## INFORMATION PROVIDED
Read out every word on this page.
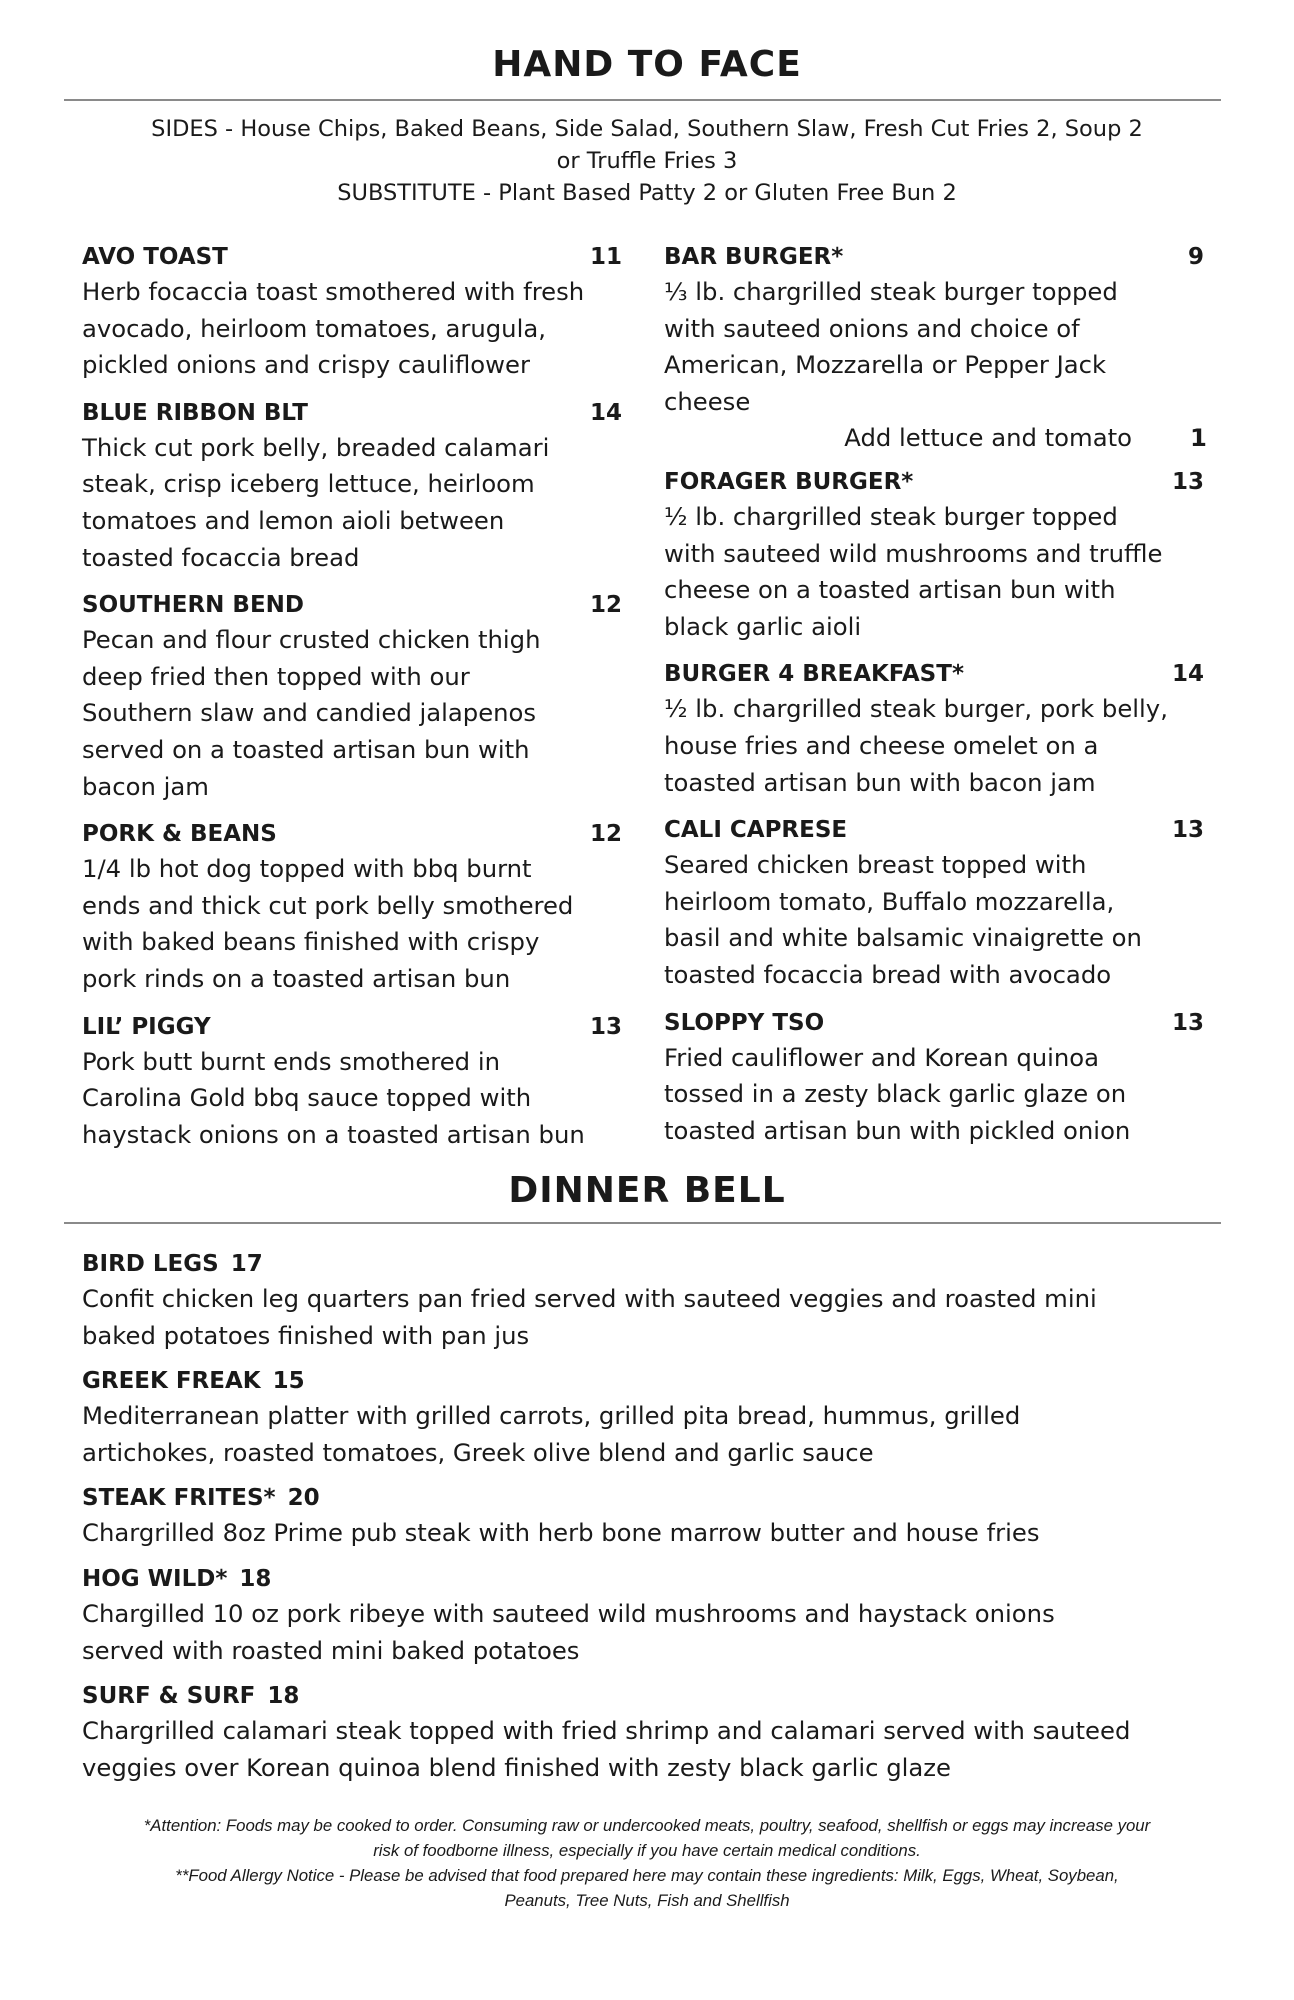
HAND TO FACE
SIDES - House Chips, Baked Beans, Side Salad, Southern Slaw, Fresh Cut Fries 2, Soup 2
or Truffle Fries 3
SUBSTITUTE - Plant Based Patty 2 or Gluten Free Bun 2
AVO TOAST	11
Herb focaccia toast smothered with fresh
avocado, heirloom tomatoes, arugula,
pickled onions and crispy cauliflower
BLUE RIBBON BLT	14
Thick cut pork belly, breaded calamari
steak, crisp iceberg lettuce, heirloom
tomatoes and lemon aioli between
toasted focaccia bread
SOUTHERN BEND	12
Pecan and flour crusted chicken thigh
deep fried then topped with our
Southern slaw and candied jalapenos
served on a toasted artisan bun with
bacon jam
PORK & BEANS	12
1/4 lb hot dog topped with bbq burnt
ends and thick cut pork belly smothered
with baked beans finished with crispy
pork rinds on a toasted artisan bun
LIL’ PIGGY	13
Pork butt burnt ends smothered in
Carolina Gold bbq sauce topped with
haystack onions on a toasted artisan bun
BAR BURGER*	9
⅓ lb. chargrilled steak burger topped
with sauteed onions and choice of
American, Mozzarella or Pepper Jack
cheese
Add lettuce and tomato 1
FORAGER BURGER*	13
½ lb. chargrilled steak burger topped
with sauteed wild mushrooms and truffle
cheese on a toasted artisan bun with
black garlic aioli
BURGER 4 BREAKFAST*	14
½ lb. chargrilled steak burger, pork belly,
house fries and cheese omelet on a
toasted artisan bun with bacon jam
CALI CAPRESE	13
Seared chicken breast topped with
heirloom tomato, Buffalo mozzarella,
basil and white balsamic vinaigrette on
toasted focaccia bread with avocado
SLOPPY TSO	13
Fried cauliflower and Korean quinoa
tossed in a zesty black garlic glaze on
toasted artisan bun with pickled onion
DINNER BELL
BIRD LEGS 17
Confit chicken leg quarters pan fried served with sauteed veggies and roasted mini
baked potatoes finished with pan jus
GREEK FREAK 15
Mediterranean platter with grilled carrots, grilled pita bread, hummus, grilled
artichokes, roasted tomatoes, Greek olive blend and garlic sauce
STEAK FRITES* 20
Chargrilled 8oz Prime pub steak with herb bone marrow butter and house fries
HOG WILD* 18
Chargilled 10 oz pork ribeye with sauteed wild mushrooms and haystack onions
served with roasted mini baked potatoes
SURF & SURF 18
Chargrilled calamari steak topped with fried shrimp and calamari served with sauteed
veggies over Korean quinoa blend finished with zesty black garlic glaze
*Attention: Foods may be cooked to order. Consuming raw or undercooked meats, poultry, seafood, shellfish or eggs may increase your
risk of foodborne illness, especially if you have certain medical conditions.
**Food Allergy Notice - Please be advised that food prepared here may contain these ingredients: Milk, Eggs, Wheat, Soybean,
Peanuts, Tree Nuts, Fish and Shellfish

## WORK TO DO
Locate the string "chicken" in the listing above and copy every line where it occurs.

## RESULT FOR THIS TASK
Pecan and flour crusted chicken thigh
Seared chicken breast topped with
Confit chicken leg quarters pan fried served with sauteed veggies and roasted mini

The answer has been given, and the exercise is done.